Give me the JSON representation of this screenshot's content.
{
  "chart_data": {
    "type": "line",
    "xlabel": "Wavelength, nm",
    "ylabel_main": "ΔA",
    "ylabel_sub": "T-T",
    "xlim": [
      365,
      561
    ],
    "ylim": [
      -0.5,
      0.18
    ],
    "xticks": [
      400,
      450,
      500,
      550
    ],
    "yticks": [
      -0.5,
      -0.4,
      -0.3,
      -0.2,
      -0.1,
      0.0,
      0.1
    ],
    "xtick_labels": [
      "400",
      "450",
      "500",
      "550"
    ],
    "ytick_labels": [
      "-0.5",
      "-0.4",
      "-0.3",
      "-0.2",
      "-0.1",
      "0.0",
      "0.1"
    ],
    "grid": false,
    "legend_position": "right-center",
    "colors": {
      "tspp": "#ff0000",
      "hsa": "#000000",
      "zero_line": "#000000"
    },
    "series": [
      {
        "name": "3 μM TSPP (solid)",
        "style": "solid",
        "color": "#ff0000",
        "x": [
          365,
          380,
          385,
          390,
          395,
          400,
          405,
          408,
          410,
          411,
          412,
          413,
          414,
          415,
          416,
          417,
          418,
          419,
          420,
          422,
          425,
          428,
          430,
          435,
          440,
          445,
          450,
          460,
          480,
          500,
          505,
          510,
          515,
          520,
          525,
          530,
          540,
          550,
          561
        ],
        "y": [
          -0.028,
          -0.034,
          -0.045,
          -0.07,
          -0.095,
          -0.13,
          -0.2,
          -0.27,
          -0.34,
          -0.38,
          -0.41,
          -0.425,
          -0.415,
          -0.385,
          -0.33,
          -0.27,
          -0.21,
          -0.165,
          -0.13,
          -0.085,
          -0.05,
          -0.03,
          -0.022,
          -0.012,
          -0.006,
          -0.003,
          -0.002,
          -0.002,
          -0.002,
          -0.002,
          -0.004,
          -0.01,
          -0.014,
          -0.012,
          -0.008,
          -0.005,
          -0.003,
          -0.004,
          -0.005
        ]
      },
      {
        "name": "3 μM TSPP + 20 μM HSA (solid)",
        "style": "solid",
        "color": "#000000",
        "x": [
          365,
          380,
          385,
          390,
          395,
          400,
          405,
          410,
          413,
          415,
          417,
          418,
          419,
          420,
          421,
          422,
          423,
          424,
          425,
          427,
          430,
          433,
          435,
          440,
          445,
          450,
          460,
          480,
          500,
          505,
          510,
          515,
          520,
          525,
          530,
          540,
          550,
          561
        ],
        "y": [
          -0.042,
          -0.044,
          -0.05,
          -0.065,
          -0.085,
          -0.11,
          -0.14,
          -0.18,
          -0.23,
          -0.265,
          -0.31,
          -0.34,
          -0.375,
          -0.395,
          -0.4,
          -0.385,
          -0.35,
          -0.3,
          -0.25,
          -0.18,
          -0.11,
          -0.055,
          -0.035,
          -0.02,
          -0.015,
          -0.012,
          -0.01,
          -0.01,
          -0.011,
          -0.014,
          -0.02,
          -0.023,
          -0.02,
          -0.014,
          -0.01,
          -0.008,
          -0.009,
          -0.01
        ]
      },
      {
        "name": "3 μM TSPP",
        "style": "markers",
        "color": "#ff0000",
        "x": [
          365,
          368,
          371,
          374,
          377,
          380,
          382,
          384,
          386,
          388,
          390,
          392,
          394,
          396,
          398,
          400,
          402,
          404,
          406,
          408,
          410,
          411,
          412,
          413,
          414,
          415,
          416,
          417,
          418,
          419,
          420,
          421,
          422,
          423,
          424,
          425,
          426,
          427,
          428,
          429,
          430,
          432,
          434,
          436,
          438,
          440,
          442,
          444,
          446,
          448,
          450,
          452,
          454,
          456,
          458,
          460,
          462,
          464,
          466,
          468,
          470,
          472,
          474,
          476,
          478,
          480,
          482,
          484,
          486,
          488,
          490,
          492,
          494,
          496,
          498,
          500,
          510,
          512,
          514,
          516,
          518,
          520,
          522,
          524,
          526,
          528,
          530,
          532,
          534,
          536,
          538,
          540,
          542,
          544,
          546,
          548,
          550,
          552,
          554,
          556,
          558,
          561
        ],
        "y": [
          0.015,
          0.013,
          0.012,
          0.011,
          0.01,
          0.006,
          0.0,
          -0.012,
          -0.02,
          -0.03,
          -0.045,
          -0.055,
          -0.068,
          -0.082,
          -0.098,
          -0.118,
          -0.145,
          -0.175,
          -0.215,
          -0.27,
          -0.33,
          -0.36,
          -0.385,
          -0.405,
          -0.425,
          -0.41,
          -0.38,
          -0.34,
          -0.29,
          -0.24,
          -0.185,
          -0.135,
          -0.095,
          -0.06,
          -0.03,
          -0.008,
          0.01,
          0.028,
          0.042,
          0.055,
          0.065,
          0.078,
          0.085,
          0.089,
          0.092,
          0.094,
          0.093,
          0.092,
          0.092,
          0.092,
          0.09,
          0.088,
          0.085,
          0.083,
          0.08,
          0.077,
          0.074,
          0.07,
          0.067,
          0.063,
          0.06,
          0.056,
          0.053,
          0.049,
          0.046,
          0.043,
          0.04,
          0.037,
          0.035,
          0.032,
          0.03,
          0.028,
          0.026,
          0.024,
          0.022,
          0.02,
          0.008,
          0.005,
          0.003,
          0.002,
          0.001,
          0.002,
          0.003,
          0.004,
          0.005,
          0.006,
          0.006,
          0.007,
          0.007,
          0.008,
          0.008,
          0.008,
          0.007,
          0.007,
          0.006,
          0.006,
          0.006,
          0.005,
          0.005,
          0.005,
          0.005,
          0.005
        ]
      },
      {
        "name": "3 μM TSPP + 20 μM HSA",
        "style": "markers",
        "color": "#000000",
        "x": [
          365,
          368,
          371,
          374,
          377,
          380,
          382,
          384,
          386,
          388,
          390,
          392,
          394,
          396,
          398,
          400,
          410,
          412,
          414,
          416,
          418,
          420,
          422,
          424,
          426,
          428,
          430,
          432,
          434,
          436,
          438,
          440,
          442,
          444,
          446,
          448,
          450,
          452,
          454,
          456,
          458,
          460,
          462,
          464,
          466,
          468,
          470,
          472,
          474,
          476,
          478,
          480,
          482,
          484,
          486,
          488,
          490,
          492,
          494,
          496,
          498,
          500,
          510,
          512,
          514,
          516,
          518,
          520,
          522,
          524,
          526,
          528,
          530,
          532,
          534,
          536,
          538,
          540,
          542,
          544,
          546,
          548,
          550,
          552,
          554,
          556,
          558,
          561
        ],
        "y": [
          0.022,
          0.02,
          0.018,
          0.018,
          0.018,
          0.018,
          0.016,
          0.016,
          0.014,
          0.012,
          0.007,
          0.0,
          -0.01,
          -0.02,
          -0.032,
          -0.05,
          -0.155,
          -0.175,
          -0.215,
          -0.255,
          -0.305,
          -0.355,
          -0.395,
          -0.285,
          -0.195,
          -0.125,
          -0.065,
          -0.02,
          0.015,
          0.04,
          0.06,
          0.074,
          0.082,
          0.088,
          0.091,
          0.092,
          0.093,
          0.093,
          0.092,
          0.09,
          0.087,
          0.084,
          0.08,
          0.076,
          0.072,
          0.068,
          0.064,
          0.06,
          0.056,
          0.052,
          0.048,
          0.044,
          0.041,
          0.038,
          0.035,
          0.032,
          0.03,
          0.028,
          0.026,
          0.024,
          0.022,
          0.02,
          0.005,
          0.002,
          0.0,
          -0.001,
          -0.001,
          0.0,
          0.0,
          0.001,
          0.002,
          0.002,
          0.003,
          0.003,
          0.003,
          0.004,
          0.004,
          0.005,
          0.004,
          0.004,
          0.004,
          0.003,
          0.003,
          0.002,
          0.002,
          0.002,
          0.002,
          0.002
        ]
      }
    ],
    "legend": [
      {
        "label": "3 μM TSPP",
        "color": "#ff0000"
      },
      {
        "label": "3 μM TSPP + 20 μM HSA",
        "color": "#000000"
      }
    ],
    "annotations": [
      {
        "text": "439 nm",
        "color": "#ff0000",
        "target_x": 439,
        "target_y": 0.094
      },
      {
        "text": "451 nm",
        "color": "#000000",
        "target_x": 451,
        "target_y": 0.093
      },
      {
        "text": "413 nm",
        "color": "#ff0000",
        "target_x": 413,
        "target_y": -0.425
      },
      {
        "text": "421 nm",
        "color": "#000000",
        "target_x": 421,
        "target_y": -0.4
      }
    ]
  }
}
· · · ·
__What you need to do__
In the entries above, find every line holding the word "text" and copy it out.

__Exercise answer__
        "text": "439 nm",
        "text": "451 nm",
        "text": "413 nm",
        "text": "421 nm",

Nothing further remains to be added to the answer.